*GIVEN RECORDS*
......

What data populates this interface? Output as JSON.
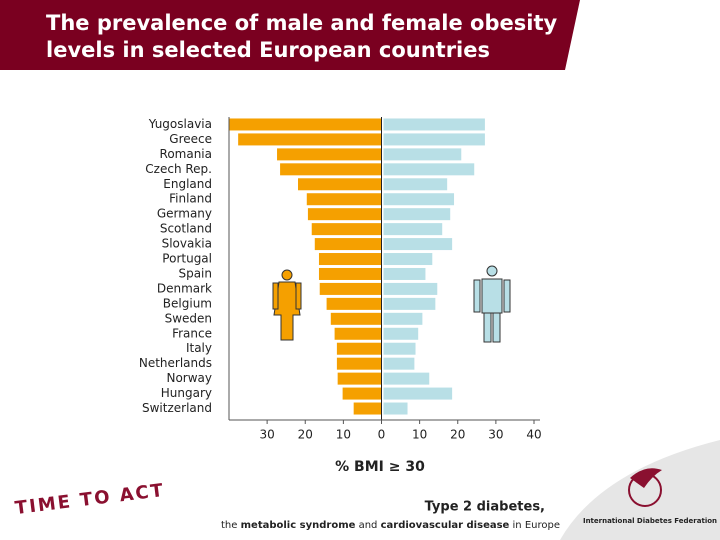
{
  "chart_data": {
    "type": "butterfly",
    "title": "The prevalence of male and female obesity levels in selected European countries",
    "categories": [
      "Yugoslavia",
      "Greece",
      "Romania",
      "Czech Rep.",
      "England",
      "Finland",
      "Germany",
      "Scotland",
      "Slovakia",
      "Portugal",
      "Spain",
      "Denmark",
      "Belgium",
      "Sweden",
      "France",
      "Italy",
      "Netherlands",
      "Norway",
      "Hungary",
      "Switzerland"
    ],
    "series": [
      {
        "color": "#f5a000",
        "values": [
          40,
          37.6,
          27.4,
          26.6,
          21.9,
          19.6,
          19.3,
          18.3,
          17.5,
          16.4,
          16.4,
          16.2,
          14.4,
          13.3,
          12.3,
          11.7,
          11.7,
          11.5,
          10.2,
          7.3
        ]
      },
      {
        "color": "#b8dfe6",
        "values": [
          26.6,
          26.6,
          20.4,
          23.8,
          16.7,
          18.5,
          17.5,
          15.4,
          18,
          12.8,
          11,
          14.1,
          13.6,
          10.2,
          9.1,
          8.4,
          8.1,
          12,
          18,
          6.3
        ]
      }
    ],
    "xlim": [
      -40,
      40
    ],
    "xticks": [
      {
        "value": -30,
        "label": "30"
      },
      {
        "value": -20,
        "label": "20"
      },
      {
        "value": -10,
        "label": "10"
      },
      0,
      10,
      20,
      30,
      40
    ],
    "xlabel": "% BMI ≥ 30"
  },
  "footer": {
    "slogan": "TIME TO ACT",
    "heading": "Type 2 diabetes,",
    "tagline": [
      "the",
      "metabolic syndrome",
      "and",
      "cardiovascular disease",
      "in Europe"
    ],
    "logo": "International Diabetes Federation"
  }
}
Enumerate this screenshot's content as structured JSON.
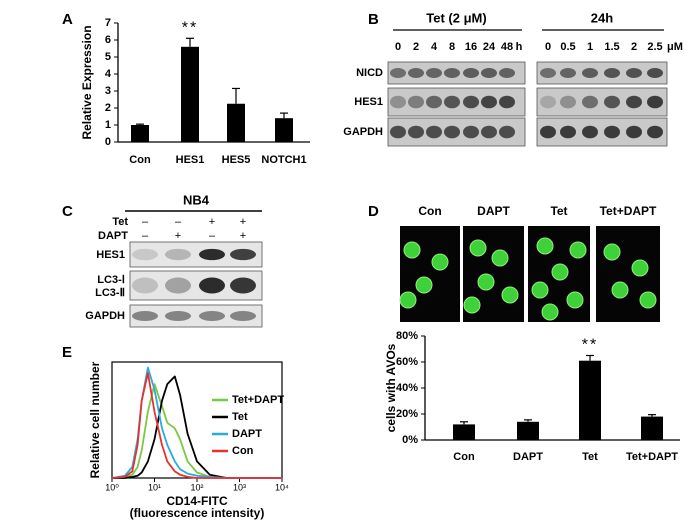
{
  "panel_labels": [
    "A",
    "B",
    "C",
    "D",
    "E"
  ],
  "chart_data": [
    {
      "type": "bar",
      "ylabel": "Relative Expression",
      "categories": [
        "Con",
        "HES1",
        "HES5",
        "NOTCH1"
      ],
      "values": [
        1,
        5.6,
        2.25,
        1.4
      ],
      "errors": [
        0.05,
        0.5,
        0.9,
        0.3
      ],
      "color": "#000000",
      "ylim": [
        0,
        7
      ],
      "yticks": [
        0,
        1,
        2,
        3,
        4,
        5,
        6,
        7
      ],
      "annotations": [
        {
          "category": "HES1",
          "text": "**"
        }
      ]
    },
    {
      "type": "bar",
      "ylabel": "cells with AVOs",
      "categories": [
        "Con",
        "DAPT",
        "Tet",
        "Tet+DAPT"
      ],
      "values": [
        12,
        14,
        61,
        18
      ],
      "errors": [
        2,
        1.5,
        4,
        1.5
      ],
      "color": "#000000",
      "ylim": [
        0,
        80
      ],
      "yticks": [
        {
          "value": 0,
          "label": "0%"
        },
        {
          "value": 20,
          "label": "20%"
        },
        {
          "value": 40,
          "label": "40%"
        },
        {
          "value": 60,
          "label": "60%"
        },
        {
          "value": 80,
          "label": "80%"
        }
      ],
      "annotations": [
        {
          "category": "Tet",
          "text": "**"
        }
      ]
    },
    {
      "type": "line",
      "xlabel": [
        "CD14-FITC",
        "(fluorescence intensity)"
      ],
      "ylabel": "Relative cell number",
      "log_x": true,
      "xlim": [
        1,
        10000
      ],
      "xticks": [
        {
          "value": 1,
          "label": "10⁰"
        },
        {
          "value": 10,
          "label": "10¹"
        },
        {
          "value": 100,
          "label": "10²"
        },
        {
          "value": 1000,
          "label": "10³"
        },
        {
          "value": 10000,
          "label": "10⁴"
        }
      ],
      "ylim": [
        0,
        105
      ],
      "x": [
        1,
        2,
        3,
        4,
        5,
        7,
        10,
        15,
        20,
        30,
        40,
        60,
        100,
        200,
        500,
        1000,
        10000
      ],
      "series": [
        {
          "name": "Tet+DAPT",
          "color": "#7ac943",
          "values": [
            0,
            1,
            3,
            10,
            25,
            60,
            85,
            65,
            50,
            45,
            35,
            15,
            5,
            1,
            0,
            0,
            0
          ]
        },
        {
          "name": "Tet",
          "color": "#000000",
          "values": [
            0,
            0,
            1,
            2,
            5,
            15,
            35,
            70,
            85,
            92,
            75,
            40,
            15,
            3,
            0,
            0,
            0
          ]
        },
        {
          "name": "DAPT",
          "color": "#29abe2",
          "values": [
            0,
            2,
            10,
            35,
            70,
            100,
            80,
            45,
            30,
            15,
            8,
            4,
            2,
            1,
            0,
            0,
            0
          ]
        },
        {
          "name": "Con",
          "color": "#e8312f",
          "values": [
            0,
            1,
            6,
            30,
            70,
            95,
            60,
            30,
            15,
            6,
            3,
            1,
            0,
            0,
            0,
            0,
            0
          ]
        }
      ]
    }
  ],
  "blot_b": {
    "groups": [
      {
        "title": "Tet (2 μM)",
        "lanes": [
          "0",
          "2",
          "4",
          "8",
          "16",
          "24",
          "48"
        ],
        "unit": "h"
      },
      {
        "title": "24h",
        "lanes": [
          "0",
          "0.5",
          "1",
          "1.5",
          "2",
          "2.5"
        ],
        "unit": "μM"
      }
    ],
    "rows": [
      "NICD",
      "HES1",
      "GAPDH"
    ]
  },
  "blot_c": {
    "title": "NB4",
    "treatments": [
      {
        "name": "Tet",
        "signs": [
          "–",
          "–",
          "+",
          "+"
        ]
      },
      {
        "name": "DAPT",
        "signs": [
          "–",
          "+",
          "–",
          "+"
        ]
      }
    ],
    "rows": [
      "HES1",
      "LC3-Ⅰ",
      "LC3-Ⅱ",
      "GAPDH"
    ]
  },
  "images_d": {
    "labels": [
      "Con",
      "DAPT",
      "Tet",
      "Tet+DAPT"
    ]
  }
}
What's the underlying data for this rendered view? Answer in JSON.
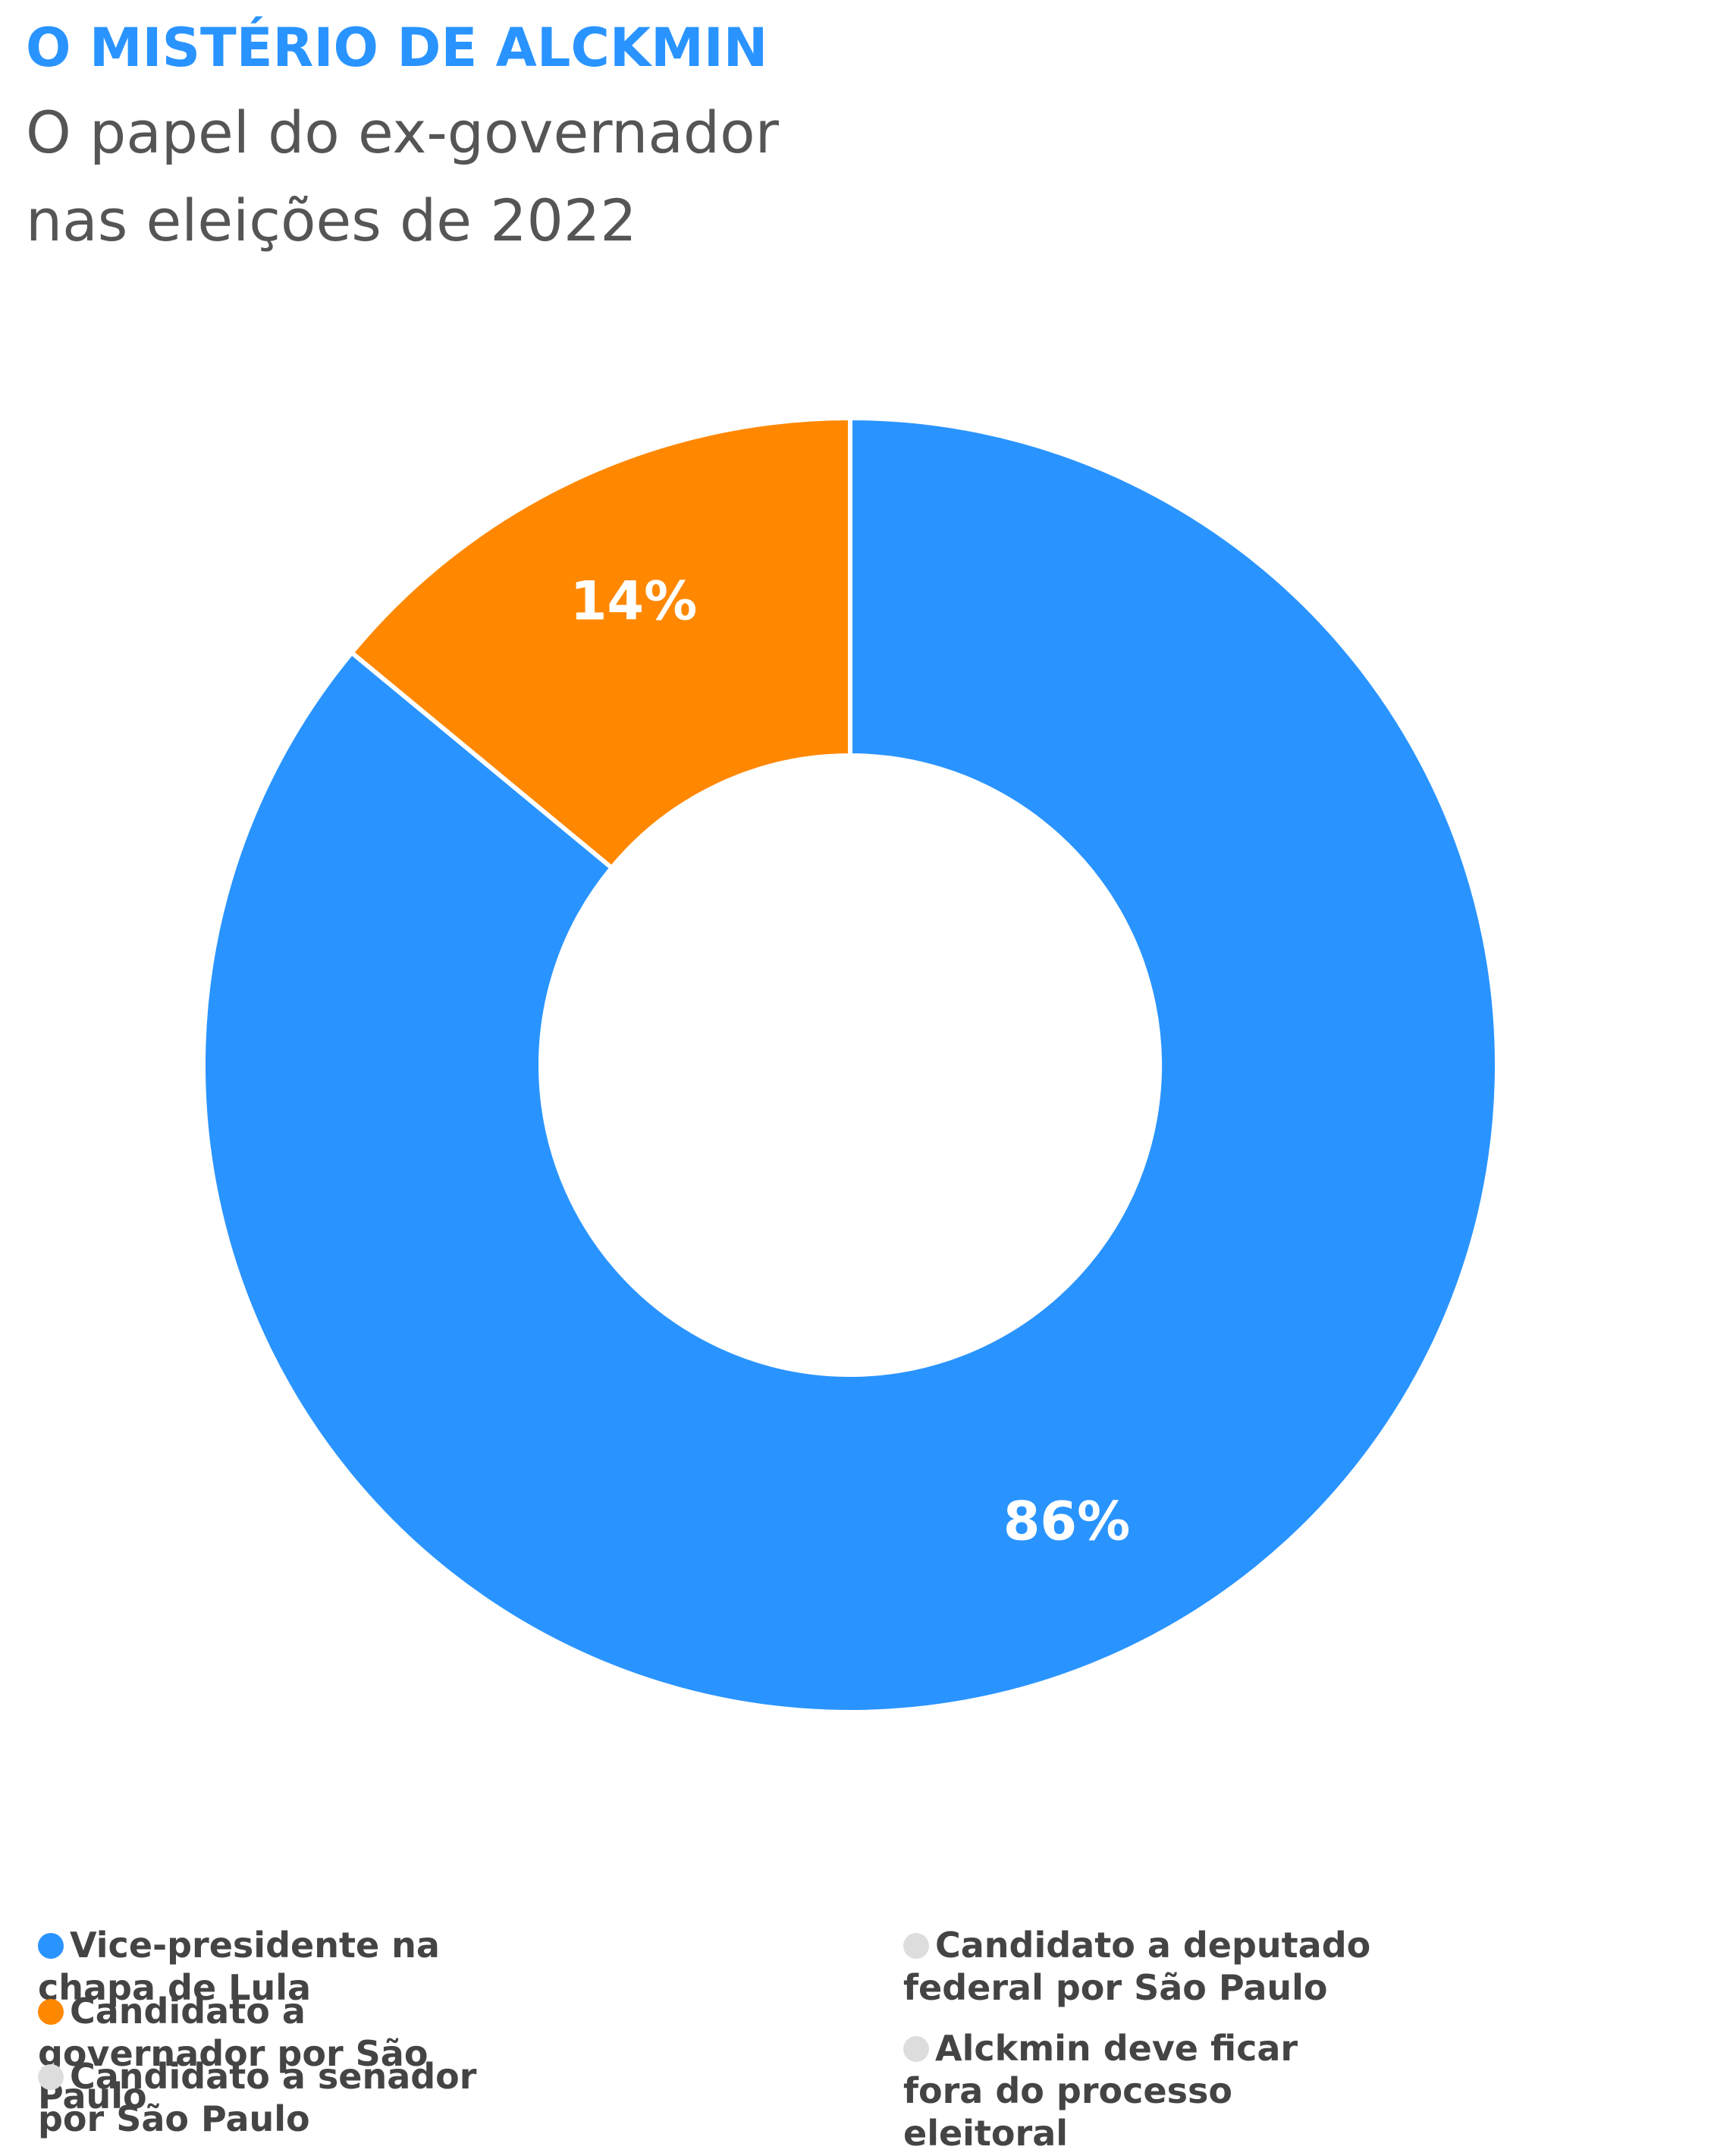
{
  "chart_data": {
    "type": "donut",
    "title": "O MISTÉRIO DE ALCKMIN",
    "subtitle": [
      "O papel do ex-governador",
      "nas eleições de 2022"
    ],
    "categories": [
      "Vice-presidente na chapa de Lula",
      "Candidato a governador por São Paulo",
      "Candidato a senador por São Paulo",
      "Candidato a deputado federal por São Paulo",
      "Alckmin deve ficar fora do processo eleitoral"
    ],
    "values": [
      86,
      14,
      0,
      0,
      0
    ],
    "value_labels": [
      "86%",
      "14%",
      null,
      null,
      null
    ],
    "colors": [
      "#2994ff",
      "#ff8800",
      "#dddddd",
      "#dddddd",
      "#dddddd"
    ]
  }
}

......

*STATED GOAL*
Search the material above for "JSON". Pull out each line where it shows up.

*COMPLETE ANSWER*
What data populates this interface? Output as JSON.
Enumerate this screenshot's content as structured JSON.
What's the underlying data for this rendered view? Answer in JSON.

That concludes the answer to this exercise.